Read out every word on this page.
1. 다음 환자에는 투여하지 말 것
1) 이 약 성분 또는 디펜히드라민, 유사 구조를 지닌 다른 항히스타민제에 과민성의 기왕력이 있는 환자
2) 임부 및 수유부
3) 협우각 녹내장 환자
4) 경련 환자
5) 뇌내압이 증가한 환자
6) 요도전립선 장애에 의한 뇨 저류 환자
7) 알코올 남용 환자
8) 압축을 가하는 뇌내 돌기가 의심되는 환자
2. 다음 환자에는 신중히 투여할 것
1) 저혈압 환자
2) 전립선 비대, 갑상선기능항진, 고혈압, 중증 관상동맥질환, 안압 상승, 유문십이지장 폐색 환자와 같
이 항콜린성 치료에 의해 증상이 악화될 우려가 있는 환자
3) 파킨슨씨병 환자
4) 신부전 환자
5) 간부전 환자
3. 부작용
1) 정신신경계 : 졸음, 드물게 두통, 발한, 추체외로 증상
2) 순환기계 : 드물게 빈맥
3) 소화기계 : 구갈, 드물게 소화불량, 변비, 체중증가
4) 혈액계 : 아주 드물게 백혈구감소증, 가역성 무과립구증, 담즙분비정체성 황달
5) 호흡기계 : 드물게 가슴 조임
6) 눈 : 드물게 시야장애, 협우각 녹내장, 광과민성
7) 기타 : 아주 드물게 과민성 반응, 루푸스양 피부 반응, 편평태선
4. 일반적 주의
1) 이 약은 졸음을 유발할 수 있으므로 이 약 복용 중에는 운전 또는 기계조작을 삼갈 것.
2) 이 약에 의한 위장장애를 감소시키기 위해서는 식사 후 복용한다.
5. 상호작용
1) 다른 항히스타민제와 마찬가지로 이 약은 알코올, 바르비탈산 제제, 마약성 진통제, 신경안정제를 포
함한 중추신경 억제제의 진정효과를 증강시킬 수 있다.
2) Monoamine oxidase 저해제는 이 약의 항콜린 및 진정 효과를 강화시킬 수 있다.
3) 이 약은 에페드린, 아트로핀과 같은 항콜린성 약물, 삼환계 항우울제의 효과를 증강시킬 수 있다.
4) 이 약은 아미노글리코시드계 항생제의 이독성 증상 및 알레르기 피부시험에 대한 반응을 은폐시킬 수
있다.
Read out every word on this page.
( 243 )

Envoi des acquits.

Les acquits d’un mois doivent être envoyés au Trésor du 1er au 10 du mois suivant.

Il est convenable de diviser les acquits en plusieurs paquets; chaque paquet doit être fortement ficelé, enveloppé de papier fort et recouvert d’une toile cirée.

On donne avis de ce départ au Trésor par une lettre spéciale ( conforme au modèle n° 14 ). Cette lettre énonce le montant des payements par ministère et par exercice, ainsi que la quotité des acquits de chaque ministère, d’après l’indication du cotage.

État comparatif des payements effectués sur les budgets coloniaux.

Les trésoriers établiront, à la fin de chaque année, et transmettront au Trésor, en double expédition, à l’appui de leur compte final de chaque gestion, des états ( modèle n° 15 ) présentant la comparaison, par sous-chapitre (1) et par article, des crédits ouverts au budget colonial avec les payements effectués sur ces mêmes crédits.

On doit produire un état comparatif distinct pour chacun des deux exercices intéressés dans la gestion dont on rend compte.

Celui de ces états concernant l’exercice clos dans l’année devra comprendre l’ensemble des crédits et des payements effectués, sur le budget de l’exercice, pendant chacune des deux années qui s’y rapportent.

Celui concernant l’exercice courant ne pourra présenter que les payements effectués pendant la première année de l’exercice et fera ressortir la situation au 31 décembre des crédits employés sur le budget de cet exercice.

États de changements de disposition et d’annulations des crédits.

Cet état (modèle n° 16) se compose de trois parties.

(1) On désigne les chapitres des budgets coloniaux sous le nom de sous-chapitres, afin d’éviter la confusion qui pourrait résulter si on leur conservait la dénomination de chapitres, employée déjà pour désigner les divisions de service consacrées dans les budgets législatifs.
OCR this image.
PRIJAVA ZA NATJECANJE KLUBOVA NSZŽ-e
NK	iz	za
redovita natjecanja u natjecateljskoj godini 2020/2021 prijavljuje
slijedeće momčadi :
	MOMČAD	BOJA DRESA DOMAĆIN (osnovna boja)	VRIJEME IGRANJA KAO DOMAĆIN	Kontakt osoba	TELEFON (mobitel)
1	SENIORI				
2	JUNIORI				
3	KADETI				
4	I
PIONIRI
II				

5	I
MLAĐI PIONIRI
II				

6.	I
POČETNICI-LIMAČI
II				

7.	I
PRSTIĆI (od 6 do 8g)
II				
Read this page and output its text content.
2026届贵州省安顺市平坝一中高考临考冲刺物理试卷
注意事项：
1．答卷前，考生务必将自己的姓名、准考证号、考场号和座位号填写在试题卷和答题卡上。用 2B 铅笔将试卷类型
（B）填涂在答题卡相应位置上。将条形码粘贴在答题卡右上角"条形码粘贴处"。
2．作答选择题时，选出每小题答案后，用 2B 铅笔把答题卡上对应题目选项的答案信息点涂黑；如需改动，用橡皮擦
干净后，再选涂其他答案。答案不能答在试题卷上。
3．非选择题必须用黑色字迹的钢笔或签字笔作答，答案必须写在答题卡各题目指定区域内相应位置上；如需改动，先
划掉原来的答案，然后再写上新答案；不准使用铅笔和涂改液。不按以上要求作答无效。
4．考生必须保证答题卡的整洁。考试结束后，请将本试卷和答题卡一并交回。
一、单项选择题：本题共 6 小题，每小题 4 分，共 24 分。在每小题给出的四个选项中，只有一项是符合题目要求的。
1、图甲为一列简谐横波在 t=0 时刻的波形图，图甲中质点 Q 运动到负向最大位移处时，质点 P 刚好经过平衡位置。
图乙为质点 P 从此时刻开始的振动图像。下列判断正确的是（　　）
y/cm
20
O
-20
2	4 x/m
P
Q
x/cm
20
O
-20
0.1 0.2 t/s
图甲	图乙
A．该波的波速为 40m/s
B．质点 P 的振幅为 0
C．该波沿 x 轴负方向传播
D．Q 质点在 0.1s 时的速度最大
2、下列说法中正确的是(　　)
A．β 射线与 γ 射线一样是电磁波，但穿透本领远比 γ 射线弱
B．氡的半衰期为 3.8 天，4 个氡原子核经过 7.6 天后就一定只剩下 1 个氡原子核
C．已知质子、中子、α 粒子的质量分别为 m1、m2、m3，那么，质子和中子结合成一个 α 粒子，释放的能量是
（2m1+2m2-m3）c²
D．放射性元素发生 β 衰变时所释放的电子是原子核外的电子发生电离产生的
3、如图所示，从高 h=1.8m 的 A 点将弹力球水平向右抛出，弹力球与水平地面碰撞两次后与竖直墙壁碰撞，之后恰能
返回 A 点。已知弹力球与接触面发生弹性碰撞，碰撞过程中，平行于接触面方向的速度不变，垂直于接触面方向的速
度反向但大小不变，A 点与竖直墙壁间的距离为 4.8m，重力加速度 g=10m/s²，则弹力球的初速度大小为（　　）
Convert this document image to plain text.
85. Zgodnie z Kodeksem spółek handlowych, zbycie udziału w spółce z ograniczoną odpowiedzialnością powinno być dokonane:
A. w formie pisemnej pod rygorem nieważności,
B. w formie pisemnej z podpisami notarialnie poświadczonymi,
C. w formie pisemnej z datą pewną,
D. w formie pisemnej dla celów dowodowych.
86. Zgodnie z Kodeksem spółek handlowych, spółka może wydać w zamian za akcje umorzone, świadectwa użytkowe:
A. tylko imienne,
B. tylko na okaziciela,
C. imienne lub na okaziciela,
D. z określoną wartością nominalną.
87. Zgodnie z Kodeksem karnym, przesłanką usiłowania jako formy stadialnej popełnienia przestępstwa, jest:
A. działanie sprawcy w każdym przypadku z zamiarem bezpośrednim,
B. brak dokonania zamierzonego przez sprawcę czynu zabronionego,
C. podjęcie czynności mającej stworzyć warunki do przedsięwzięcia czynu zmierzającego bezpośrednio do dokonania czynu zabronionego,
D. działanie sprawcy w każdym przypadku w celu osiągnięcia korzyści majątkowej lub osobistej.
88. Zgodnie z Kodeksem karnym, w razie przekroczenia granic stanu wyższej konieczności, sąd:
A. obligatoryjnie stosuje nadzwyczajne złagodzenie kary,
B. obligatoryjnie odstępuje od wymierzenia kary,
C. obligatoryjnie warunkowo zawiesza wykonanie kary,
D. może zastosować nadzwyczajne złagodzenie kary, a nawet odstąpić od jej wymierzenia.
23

•••••

Objective:
Read the data above. Pull out each line in which the string "imienne" appears.

Complete answer:
A. tylko imienne,
C. imienne lub na okaziciela,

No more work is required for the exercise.